REQUEST ▸ Exact repetition of every entry is required.

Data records
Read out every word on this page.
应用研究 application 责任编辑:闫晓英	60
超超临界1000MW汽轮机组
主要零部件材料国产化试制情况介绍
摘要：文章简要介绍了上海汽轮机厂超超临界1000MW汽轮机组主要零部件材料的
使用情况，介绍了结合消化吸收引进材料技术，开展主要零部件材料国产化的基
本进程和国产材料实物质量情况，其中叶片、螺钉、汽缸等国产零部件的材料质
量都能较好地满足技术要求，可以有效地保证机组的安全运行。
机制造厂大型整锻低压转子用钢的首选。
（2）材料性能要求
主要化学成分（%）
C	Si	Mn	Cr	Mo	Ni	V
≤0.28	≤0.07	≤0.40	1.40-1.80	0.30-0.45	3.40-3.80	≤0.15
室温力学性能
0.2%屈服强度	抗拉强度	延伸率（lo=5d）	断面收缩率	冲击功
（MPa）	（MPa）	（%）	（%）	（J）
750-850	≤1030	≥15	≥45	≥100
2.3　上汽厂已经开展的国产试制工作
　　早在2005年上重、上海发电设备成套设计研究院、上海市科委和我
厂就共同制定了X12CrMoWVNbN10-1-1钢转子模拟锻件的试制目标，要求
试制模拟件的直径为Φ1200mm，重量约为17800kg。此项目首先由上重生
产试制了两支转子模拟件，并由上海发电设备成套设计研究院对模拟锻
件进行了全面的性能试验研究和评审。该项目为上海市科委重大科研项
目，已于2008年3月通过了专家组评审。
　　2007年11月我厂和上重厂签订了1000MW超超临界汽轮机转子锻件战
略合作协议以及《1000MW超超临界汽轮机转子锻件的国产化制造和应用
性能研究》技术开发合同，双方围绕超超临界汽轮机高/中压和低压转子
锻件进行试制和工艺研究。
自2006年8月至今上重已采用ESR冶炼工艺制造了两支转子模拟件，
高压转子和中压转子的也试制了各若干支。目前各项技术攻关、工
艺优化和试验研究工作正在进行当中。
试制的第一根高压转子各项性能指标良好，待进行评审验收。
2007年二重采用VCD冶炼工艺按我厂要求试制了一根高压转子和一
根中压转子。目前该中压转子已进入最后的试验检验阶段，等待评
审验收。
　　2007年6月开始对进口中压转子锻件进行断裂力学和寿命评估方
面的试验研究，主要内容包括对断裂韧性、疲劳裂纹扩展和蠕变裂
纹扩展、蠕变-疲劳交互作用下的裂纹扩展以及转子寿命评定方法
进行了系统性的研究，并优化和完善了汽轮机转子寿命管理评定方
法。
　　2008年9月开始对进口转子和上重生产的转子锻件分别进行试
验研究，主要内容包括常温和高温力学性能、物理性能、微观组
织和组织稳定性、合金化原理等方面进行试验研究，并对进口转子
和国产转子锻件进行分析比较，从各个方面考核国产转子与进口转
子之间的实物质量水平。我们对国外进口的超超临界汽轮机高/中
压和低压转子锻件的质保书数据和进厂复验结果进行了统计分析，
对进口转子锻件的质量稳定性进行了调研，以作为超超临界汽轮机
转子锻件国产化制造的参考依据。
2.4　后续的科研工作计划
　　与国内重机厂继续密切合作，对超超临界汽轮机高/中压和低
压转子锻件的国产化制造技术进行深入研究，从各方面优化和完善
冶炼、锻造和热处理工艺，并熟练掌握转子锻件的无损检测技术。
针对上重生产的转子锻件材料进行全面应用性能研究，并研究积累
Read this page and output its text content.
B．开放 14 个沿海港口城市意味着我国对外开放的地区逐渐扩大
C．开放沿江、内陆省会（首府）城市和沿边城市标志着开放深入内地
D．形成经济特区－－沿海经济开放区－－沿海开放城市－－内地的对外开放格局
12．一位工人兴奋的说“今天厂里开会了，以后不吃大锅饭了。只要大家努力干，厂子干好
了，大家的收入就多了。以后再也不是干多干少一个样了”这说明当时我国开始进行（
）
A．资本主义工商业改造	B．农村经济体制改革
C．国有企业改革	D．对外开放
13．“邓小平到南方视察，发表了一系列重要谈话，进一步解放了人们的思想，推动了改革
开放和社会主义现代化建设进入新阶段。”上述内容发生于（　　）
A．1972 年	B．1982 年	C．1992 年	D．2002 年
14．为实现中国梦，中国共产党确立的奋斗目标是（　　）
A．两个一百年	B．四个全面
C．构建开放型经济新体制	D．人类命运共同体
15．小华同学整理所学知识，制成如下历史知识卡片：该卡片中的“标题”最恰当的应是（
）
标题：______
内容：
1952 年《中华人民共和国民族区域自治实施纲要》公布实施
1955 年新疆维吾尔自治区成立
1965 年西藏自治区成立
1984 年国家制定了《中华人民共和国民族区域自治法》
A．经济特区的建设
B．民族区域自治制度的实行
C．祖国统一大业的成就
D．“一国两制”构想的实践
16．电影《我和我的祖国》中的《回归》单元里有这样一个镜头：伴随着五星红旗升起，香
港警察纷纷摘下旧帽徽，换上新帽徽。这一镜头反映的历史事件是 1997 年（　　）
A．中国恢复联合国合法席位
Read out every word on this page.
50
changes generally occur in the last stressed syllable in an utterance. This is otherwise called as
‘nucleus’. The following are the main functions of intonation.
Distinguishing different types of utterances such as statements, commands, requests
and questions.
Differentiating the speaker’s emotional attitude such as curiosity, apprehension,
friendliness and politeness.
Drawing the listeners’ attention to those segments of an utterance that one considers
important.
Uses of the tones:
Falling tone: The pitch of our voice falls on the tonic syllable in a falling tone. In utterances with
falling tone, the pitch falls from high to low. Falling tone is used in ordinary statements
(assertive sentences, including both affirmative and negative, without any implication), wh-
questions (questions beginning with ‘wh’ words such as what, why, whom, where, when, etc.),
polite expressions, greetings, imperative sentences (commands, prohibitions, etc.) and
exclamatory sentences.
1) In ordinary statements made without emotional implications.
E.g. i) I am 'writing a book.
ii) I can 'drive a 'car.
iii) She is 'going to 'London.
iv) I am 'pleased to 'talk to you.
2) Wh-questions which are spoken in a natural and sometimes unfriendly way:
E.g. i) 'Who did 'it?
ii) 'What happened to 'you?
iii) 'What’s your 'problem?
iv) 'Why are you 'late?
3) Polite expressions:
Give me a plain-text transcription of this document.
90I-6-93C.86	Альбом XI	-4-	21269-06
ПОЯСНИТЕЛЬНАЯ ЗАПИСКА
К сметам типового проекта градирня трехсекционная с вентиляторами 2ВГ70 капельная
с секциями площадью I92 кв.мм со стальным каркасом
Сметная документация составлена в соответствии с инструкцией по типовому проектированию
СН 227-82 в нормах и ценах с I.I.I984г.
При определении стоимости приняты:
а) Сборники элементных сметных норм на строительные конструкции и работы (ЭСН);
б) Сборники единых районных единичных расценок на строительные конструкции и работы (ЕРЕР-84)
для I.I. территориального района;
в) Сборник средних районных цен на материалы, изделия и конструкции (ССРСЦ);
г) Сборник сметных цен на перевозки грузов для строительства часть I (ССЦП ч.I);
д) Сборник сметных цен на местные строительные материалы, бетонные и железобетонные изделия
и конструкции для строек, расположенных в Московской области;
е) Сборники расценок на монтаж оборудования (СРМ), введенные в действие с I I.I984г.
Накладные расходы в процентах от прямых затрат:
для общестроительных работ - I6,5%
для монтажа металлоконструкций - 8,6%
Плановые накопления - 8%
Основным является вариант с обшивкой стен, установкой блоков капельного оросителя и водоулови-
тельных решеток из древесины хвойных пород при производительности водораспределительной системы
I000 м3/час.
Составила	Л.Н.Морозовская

RESPONSE BELOW ▸
Read out every word on this page.
应用研究 application 责任编辑:闫晓英	60
超超临界1000MW汽轮机组
主要零部件材料国产化试制情况介绍
摘要：文章简要介绍了上海汽轮机厂超超临界1000MW汽轮机组主要零部件材料的
使用情况，介绍了结合消化吸收引进材料技术，开展主要零部件材料国产化的基
本进程和国产材料实物质量情况，其中叶片、螺钉、汽缸等国产零部件的材料质
量都能较好地满足技术要求，可以有效地保证机组的安全运行。
机制造厂大型整锻低压转子用钢的首选。
（2）材料性能要求
主要化学成分（%）
C	Si	Mn	Cr	Mo	Ni	V
≤0.28	≤0.07	≤0.40	1.40-1.80	0.30-0.45	3.40-3.80	≤0.15
室温力学性能
0.2%屈服强度	抗拉强度	延伸率（lo=5d）	断面收缩率	冲击功
（MPa）	（MPa）	（%）	（%）	（J）
750-850	≤1030	≥15	≥45	≥100
2.3　上汽厂已经开展的国产试制工作
　　早在2005年上重、上海发电设备成套设计研究院、上海市科委和我
厂就共同制定了X12CrMoWVNbN10-1-1钢转子模拟锻件的试制目标，要求
试制模拟件的直径为Φ1200mm，重量约为17800kg。此项目首先由上重生
产试制了两支转子模拟件，并由上海发电设备成套设计研究院对模拟锻
件进行了全面的性能试验研究和评审。该项目为上海市科委重大科研项
目，已于2008年3月通过了专家组评审。
　　2007年11月我厂和上重厂签订了1000MW超超临界汽轮机转子锻件战
略合作协议以及《1000MW超超临界汽轮机转子锻件的国产化制造和应用
性能研究》技术开发合同，双方围绕超超临界汽轮机高/中压和低压转子
锻件进行试制和工艺研究。
自2006年8月至今上重已采用ESR冶炼工艺制造了两支转子模拟件，
高压转子和中压转子的也试制了各若干支。目前各项技术攻关、工
艺优化和试验研究工作正在进行当中。
试制的第一根高压转子各项性能指标良好，待进行评审验收。
2007年二重采用VCD冶炼工艺按我厂要求试制了一根高压转子和一
根中压转子。目前该中压转子已进入最后的试验检验阶段，等待评
审验收。
　　2007年6月开始对进口中压转子锻件进行断裂力学和寿命评估方
面的试验研究，主要内容包括对断裂韧性、疲劳裂纹扩展和蠕变裂
纹扩展、蠕变-疲劳交互作用下的裂纹扩展以及转子寿命评定方法
进行了系统性的研究，并优化和完善了汽轮机转子寿命管理评定方
法。
　　2008年9月开始对进口转子和上重生产的转子锻件分别进行试
验研究，主要内容包括常温和高温力学性能、物理性能、微观组
织和组织稳定性、合金化原理等方面进行试验研究，并对进口转子
和国产转子锻件进行分析比较，从各个方面考核国产转子与进口转
子之间的实物质量水平。我们对国外进口的超超临界汽轮机高/中
压和低压转子锻件的质保书数据和进厂复验结果进行了统计分析，
对进口转子锻件的质量稳定性进行了调研，以作为超超临界汽轮机
转子锻件国产化制造的参考依据。
2.4　后续的科研工作计划
　　与国内重机厂继续密切合作，对超超临界汽轮机高/中压和低
压转子锻件的国产化制造技术进行深入研究，从各方面优化和完善
冶炼、锻造和热处理工艺，并熟练掌握转子锻件的无损检测技术。
针对上重生产的转子锻件材料进行全面应用性能研究，并研究积累
Read this page and output its text content.
B．开放 14 个沿海港口城市意味着我国对外开放的地区逐渐扩大
C．开放沿江、内陆省会（首府）城市和沿边城市标志着开放深入内地
D．形成经济特区－－沿海经济开放区－－沿海开放城市－－内地的对外开放格局
12．一位工人兴奋的说“今天厂里开会了，以后不吃大锅饭了。只要大家努力干，厂子干好
了，大家的收入就多了。以后再也不是干多干少一个样了”这说明当时我国开始进行（
）
A．资本主义工商业改造	B．农村经济体制改革
C．国有企业改革	D．对外开放
13．“邓小平到南方视察，发表了一系列重要谈话，进一步解放了人们的思想，推动了改革
开放和社会主义现代化建设进入新阶段。”上述内容发生于（　　）
A．1972 年	B．1982 年	C．1992 年	D．2002 年
14．为实现中国梦，中国共产党确立的奋斗目标是（　　）
A．两个一百年	B．四个全面
C．构建开放型经济新体制	D．人类命运共同体
15．小华同学整理所学知识，制成如下历史知识卡片：该卡片中的“标题”最恰当的应是（
）
标题：______
内容：
1952 年《中华人民共和国民族区域自治实施纲要》公布实施
1955 年新疆维吾尔自治区成立
1965 年西藏自治区成立
1984 年国家制定了《中华人民共和国民族区域自治法》
A．经济特区的建设
B．民族区域自治制度的实行
C．祖国统一大业的成就
D．“一国两制”构想的实践
16．电影《我和我的祖国》中的《回归》单元里有这样一个镜头：伴随着五星红旗升起，香
港警察纷纷摘下旧帽徽，换上新帽徽。这一镜头反映的历史事件是 1997 年（　　）
A．中国恢复联合国合法席位
Read out every word on this page.
50
changes generally occur in the last stressed syllable in an utterance. This is otherwise called as
‘nucleus’. The following are the main functions of intonation.
Distinguishing different types of utterances such as statements, commands, requests
and questions.
Differentiating the speaker’s emotional attitude such as curiosity, apprehension,
friendliness and politeness.
Drawing the listeners’ attention to those segments of an utterance that one considers
important.
Uses of the tones:
Falling tone: The pitch of our voice falls on the tonic syllable in a falling tone. In utterances with
falling tone, the pitch falls from high to low. Falling tone is used in ordinary statements
(assertive sentences, including both affirmative and negative, without any implication), wh-
questions (questions beginning with ‘wh’ words such as what, why, whom, where, when, etc.),
polite expressions, greetings, imperative sentences (commands, prohibitions, etc.) and
exclamatory sentences.
1) In ordinary statements made without emotional implications.
E.g. i) I am 'writing a book.
ii) I can 'drive a 'car.
iii) She is 'going to 'London.
iv) I am 'pleased to 'talk to you.
2) Wh-questions which are spoken in a natural and sometimes unfriendly way:
E.g. i) 'Who did 'it?
ii) 'What happened to 'you?
iii) 'What’s your 'problem?
iv) 'Why are you 'late?
3) Polite expressions:
Give me a plain-text transcription of this document.
90I-6-93C.86	Альбом XI	-4-	21269-06
ПОЯСНИТЕЛЬНАЯ ЗАПИСКА
К сметам типового проекта градирня трехсекционная с вентиляторами 2ВГ70 капельная
с секциями площадью I92 кв.мм со стальным каркасом
Сметная документация составлена в соответствии с инструкцией по типовому проектированию
СН 227-82 в нормах и ценах с I.I.I984г.
При определении стоимости приняты:
а) Сборники элементных сметных норм на строительные конструкции и работы (ЭСН);
б) Сборники единых районных единичных расценок на строительные конструкции и работы (ЕРЕР-84)
для I.I. территориального района;
в) Сборник средних районных цен на материалы, изделия и конструкции (ССРСЦ);
г) Сборник сметных цен на перевозки грузов для строительства часть I (ССЦП ч.I);
д) Сборник сметных цен на местные строительные материалы, бетонные и железобетонные изделия
и конструкции для строек, расположенных в Московской области;
е) Сборники расценок на монтаж оборудования (СРМ), введенные в действие с I I.I984г.
Накладные расходы в процентах от прямых затрат:
для общестроительных работ - I6,5%
для монтажа металлоконструкций - 8,6%
Плановые накопления - 8%
Основным является вариант с обшивкой стен, установкой блоков капельного оросителя и водоулови-
тельных решеток из древесины хвойных пород при производительности водораспределительной системы
I000 м3/час.
Составила	Л.Н.Морозовская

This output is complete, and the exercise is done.